- EXERCISE PROMPT
Transcribe the part of the checkpoint recovery thread that opens with the words "Vishal Santoshi Tue, 16" and closes with "once on production.".

Re: Failing to recover once checkpoint fails

Vishal Santoshi Tue, 16 Jan 2018 06:34:17 -0800

Folks sorry for being late on this. Can some body with the knowledge of
this code base create a jira issue for the above ? We have seen this more
than once on production.


On Mon, Oct 9, 2017 at 10:21 AM, Aljoscha Krettek <aljos...@apache.org>
wrote:

> Hi Vishal,
>
> Some relevant Jira issues for you are:
>
>  - https://issues.apache.org/jira/browse/FLINK-4808: Allow skipping
> failed checkpoints
>  - https://issues.apache.org/jira/browse/FLINK-4815: Automatic fallback
> to earlier checkpoint when checkpoint restore fails
>  - https://issues.apache.org/jira/browse/FLINK-7783: Don't always remove
> checkpoints in ZooKeeperCompletedCheckpointStore#recover()
>
> Best,
> Aljoscha
>
>
> On 9. Oct 2017, at 09:06, Fabian Hueske <fhue...@gmail.com> wrote:
>
> Hi Vishal,
>
> it would be great if you could create a JIRA ticket with Blocker priority.
> Please add all relevant information of your detailed analysis, add a link
> to this email thread (see [1] for the web archive of the mailing list), and
> post the id of the JIRA issue here.
>
> Thanks for looking into this!
>
> Best regards,
> Fabian
>
> [1] https://lists.apache.org/list.html?user@flink.apache.org
>
> 2017-10-06 15:59 GMT+02:00 Vishal Santoshi <vishal.santo...@gmail.com>:
>
>> Thank you for confirming.
>>
>>
>>  I think this is a critical bug. In essence any checkpoint store (
>> hdfs/S3/File)  will loose state if it is unavailable at resume. This
>> becomes all the more painful with your confirming that  "failed
>> checkpoints killing the job"  b'coz essentially it mean that if remote
>> store in unavailable  during checkpoint than you have lost state ( till of
>> course you have a retry of none or an unbounded retry delay, a delay that
>> you *hope* the store revives in ) .. Remember  the first retry failure
>>  will cause new state according the code as written iff the remote store is
>> down. We would rather have a configurable property that establishes  our
>> desire to abort something like a "abort_retry_on_chkretrevalfailure"
>>
>>
>> In our case it is very important that we do not undercount a window, one
>> reason we use flink and it's awesome failure guarantees, as various alarms
>> sound ( we do anomaly detection on the time series ).

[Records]

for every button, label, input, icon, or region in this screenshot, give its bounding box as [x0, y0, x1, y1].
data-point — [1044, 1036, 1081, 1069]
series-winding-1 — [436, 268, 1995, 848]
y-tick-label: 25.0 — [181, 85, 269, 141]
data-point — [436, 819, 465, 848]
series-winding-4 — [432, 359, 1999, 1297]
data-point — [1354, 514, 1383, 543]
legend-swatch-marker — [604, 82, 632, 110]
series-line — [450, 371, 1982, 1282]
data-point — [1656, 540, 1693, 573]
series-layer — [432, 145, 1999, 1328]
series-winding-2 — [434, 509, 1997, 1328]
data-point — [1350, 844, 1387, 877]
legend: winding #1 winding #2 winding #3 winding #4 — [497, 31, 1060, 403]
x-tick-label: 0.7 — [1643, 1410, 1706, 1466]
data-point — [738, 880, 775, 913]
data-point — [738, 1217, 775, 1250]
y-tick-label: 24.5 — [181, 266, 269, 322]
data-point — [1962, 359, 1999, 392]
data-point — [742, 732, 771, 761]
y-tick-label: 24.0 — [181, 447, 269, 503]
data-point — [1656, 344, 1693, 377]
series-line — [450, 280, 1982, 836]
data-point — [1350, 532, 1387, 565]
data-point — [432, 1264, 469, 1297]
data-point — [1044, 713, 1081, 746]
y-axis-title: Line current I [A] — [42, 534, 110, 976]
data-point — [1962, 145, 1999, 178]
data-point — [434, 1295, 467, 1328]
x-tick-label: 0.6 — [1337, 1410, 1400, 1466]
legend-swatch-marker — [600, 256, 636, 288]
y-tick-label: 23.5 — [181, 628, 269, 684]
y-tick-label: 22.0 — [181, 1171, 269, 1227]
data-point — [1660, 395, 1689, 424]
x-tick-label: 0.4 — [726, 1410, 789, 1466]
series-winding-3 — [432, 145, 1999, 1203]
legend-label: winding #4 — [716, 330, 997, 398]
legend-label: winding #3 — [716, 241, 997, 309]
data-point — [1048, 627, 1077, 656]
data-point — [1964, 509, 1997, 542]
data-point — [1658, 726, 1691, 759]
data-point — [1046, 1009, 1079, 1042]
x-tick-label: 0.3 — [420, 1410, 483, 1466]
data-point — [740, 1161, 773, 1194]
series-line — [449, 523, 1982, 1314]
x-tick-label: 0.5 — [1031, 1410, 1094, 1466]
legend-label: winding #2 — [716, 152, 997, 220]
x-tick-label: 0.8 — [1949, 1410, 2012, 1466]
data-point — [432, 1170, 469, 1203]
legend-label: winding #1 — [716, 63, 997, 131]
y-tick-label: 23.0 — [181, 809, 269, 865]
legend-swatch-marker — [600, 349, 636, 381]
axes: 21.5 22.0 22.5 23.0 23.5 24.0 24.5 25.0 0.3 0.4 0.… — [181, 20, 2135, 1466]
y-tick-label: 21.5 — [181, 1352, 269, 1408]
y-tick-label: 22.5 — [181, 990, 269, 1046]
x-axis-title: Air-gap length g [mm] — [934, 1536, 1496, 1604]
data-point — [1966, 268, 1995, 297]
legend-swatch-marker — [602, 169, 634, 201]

- COMPLETE ANSWER
Vishal Santoshi Tue, 16 Jan 2018 06:34:17 -0800

Folks sorry for being late on this. Can some body with the knowledge of
this code base create a jira issue for the above ? We have seen this more
than once on production.